▶ [What you need to do] Identify each line holding the string "Light" and copy it.

▶ [Task data]
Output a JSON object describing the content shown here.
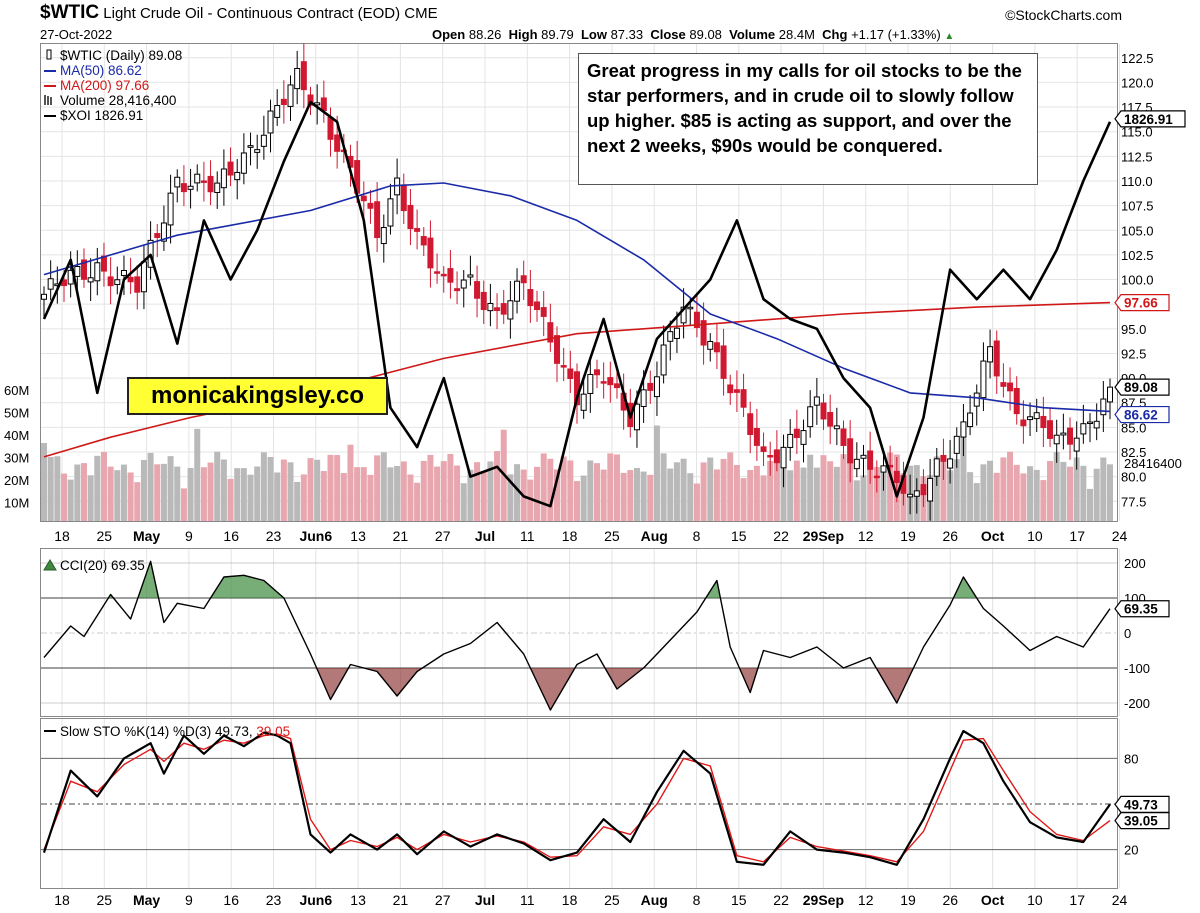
{
  "header": {
    "symbol": "$WTIC",
    "description": "Light Crude Oil - Continuous Contract (EOD)",
    "exchange": "CME",
    "date": "27-Oct-2022",
    "source": "©StockCharts.com",
    "open_label": "Open",
    "open": "88.26",
    "high_label": "High",
    "high": "89.79",
    "low_label": "Low",
    "low": "87.33",
    "close_label": "Close",
    "close": "89.08",
    "volume_label": "Volume",
    "volume": "28.4M",
    "chg_label": "Chg",
    "chg": "+1.17 (+1.33%)",
    "chg_arrow": "▲",
    "up_color": "#2a8a2a"
  },
  "legend": [
    {
      "text": "$WTIC (Daily) 89.08",
      "color": "#000000",
      "icon": "candle-icon"
    },
    {
      "text": "MA(50) 86.62",
      "color": "#1a2aa8",
      "icon": "line-icon"
    },
    {
      "text": "MA(200) 97.66",
      "color": "#d01818",
      "icon": "line-icon"
    },
    {
      "text": "Volume 28,416,400",
      "color": "#000000",
      "icon": "bars-icon"
    },
    {
      "text": "$XOI 1826.91",
      "color": "#000000",
      "icon": "line-icon"
    }
  ],
  "annotation": "Great progress in my calls for oil stocks to be the star performers, and in crude oil to slowly follow up higher. $85 is acting as support, and over the next 2 weeks, $90s would be conquered.",
  "branding": "monicakingsley.co",
  "chart_data": [
    {
      "type": "candlestick",
      "title": "$WTIC Light Crude Oil - Continuous Contract (EOD)",
      "price_axis_ticks": [
        "122.5",
        "120.0",
        "117.5",
        "115.0",
        "112.5",
        "110.0",
        "107.5",
        "105.0",
        "102.5",
        "100.0",
        "97.5",
        "95.0",
        "92.5",
        "90.0",
        "87.5",
        "85.0",
        "82.5",
        "80.0",
        "77.5"
      ],
      "ylim": [
        75.5,
        124
      ],
      "volume_axis_ticks": [
        "60M",
        "50M",
        "40M",
        "30M",
        "20M",
        "10M"
      ],
      "x_tick_labels": [
        "18",
        "25",
        "May",
        "9",
        "16",
        "23",
        "Jun6",
        "13",
        "21",
        "27",
        "Jul",
        "11",
        "18",
        "25",
        "Aug",
        "8",
        "15",
        "22",
        "29Sep",
        "12",
        "19",
        "26",
        "Oct",
        "10",
        "17",
        "24"
      ],
      "x_bold_labels": [
        "May",
        "Jun6",
        "Jul",
        "Aug",
        "29Sep",
        "Oct"
      ],
      "close_anchors": [
        [
          0,
          98.5
        ],
        [
          8,
          101.5
        ],
        [
          14,
          99.0
        ],
        [
          20,
          110.5
        ],
        [
          26,
          109.0
        ],
        [
          32,
          114.5
        ],
        [
          38,
          120.0
        ],
        [
          42,
          117.0
        ],
        [
          46,
          111.0
        ],
        [
          50,
          104.0
        ],
        [
          53,
          110.0
        ],
        [
          56,
          104.5
        ],
        [
          60,
          99.0
        ],
        [
          64,
          100.0
        ],
        [
          68,
          96.5
        ],
        [
          72,
          99.0
        ],
        [
          76,
          94.5
        ],
        [
          80,
          88.0
        ],
        [
          84,
          90.0
        ],
        [
          88,
          86.5
        ],
        [
          92,
          90.5
        ],
        [
          96,
          97.0
        ],
        [
          100,
          94.0
        ],
        [
          104,
          87.5
        ],
        [
          108,
          81.5
        ],
        [
          112,
          84.0
        ],
        [
          116,
          87.0
        ],
        [
          120,
          83.0
        ],
        [
          124,
          81.5
        ],
        [
          128,
          79.5
        ],
        [
          130,
          77.0
        ],
        [
          134,
          81.5
        ],
        [
          138,
          84.5
        ],
        [
          142,
          92.5
        ],
        [
          146,
          87.0
        ],
        [
          150,
          85.0
        ],
        [
          152,
          83.0
        ],
        [
          156,
          85.0
        ],
        [
          160,
          89.08
        ]
      ],
      "ma50": [
        [
          0,
          100.5
        ],
        [
          20,
          104.5
        ],
        [
          40,
          107.0
        ],
        [
          52,
          109.5
        ],
        [
          60,
          109.8
        ],
        [
          70,
          108.5
        ],
        [
          80,
          106.0
        ],
        [
          90,
          102.0
        ],
        [
          100,
          96.5
        ],
        [
          110,
          94.0
        ],
        [
          120,
          91.0
        ],
        [
          130,
          88.5
        ],
        [
          140,
          88.0
        ],
        [
          150,
          87.0
        ],
        [
          160,
          86.62
        ]
      ],
      "ma200": [
        [
          0,
          82.0
        ],
        [
          10,
          84.0
        ],
        [
          22,
          86.0
        ],
        [
          40,
          88.5
        ],
        [
          60,
          92.0
        ],
        [
          80,
          94.5
        ],
        [
          100,
          95.5
        ],
        [
          120,
          96.5
        ],
        [
          140,
          97.2
        ],
        [
          160,
          97.66
        ]
      ],
      "xoi": [
        [
          0,
          96
        ],
        [
          4,
          102
        ],
        [
          8,
          88.5
        ],
        [
          12,
          100
        ],
        [
          16,
          102.5
        ],
        [
          20,
          93.5
        ],
        [
          24,
          106
        ],
        [
          28,
          100
        ],
        [
          32,
          105
        ],
        [
          36,
          112
        ],
        [
          40,
          118
        ],
        [
          44,
          116
        ],
        [
          48,
          106
        ],
        [
          52,
          87
        ],
        [
          56,
          83
        ],
        [
          60,
          90
        ],
        [
          64,
          80
        ],
        [
          68,
          81
        ],
        [
          72,
          78
        ],
        [
          76,
          77
        ],
        [
          80,
          88
        ],
        [
          84,
          96
        ],
        [
          88,
          86
        ],
        [
          92,
          94
        ],
        [
          96,
          97
        ],
        [
          100,
          100
        ],
        [
          104,
          106
        ],
        [
          108,
          98
        ],
        [
          112,
          96
        ],
        [
          116,
          95
        ],
        [
          120,
          90
        ],
        [
          124,
          87
        ],
        [
          128,
          78
        ],
        [
          132,
          86
        ],
        [
          136,
          101
        ],
        [
          140,
          98
        ],
        [
          144,
          101
        ],
        [
          148,
          98
        ],
        [
          152,
          103
        ],
        [
          156,
          110
        ],
        [
          160,
          116
        ]
      ],
      "last_labels": {
        "close": "89.08",
        "ma50": "86.62",
        "ma200": "97.66",
        "xoi": "1826.91",
        "volume": "28416400"
      },
      "colors": {
        "up": "#000000",
        "down": "#d01830",
        "ma50": "#1a2aa8",
        "ma200": "#d01818",
        "xoi": "#000000",
        "vol_up": "#b9b9b9",
        "vol_down": "#e8a6ae"
      }
    },
    {
      "type": "line",
      "title": "CCI(20) 69.35",
      "value": "69.35",
      "axis_ticks": [
        "200",
        "100",
        "0",
        "-100",
        "-200"
      ],
      "ylim": [
        -240,
        240
      ],
      "series": [
        [
          0,
          -70
        ],
        [
          4,
          20
        ],
        [
          6,
          -10
        ],
        [
          10,
          110
        ],
        [
          13,
          40
        ],
        [
          16,
          205
        ],
        [
          18,
          30
        ],
        [
          20,
          85
        ],
        [
          24,
          70
        ],
        [
          27,
          160
        ],
        [
          30,
          165
        ],
        [
          33,
          150
        ],
        [
          36,
          100
        ],
        [
          40,
          -60
        ],
        [
          43,
          -190
        ],
        [
          46,
          -90
        ],
        [
          50,
          -110
        ],
        [
          53,
          -180
        ],
        [
          56,
          -110
        ],
        [
          60,
          -60
        ],
        [
          64,
          -30
        ],
        [
          68,
          30
        ],
        [
          72,
          -60
        ],
        [
          76,
          -220
        ],
        [
          80,
          -90
        ],
        [
          83,
          -60
        ],
        [
          86,
          -160
        ],
        [
          90,
          -100
        ],
        [
          94,
          -20
        ],
        [
          98,
          60
        ],
        [
          101,
          150
        ],
        [
          103,
          -40
        ],
        [
          106,
          -170
        ],
        [
          108,
          -50
        ],
        [
          112,
          -70
        ],
        [
          116,
          -40
        ],
        [
          120,
          -100
        ],
        [
          124,
          -70
        ],
        [
          128,
          -200
        ],
        [
          132,
          -40
        ],
        [
          136,
          80
        ],
        [
          138,
          160
        ],
        [
          141,
          70
        ],
        [
          144,
          20
        ],
        [
          148,
          -50
        ],
        [
          152,
          -10
        ],
        [
          156,
          -40
        ],
        [
          160,
          69.35
        ]
      ]
    },
    {
      "type": "line",
      "title": "Slow STO %K(14) %D(3) 49.73, 39.05",
      "k_value": "49.73",
      "d_value": "39.05",
      "axis_ticks": [
        "80",
        "20"
      ],
      "ylim": [
        0,
        100
      ],
      "k": [
        [
          0,
          18
        ],
        [
          4,
          72
        ],
        [
          8,
          55
        ],
        [
          12,
          80
        ],
        [
          16,
          90
        ],
        [
          18,
          70
        ],
        [
          21,
          95
        ],
        [
          24,
          83
        ],
        [
          27,
          95
        ],
        [
          30,
          88
        ],
        [
          33,
          97
        ],
        [
          35,
          95
        ],
        [
          37,
          90
        ],
        [
          40,
          30
        ],
        [
          43,
          18
        ],
        [
          46,
          30
        ],
        [
          50,
          20
        ],
        [
          53,
          30
        ],
        [
          56,
          17
        ],
        [
          60,
          32
        ],
        [
          64,
          22
        ],
        [
          68,
          30
        ],
        [
          72,
          24
        ],
        [
          76,
          13
        ],
        [
          80,
          18
        ],
        [
          84,
          40
        ],
        [
          88,
          25
        ],
        [
          92,
          58
        ],
        [
          96,
          85
        ],
        [
          100,
          70
        ],
        [
          104,
          12
        ],
        [
          108,
          10
        ],
        [
          112,
          32
        ],
        [
          116,
          20
        ],
        [
          120,
          18
        ],
        [
          124,
          15
        ],
        [
          128,
          10
        ],
        [
          132,
          40
        ],
        [
          136,
          80
        ],
        [
          138,
          98
        ],
        [
          141,
          90
        ],
        [
          144,
          65
        ],
        [
          148,
          38
        ],
        [
          152,
          28
        ],
        [
          156,
          25
        ],
        [
          160,
          49.73
        ]
      ],
      "d": [
        [
          0,
          20
        ],
        [
          4,
          65
        ],
        [
          8,
          58
        ],
        [
          12,
          76
        ],
        [
          16,
          86
        ],
        [
          18,
          78
        ],
        [
          21,
          90
        ],
        [
          24,
          86
        ],
        [
          27,
          92
        ],
        [
          30,
          90
        ],
        [
          33,
          95
        ],
        [
          35,
          96
        ],
        [
          37,
          93
        ],
        [
          40,
          40
        ],
        [
          43,
          20
        ],
        [
          46,
          26
        ],
        [
          50,
          22
        ],
        [
          53,
          28
        ],
        [
          56,
          20
        ],
        [
          60,
          30
        ],
        [
          64,
          25
        ],
        [
          68,
          29
        ],
        [
          72,
          25
        ],
        [
          76,
          15
        ],
        [
          80,
          16
        ],
        [
          84,
          35
        ],
        [
          88,
          30
        ],
        [
          92,
          50
        ],
        [
          96,
          80
        ],
        [
          100,
          75
        ],
        [
          104,
          16
        ],
        [
          108,
          12
        ],
        [
          112,
          28
        ],
        [
          116,
          22
        ],
        [
          120,
          19
        ],
        [
          124,
          16
        ],
        [
          128,
          12
        ],
        [
          132,
          32
        ],
        [
          136,
          72
        ],
        [
          138,
          92
        ],
        [
          141,
          93
        ],
        [
          144,
          72
        ],
        [
          148,
          45
        ],
        [
          152,
          30
        ],
        [
          156,
          26
        ],
        [
          160,
          39.05
        ]
      ]
    }
  ]
}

▶ [Response]
    "description": "Light Crude Oil - Continuous Contract (EOD)",
      "title": "$WTIC Light Crude Oil - Continuous Contract (EOD)",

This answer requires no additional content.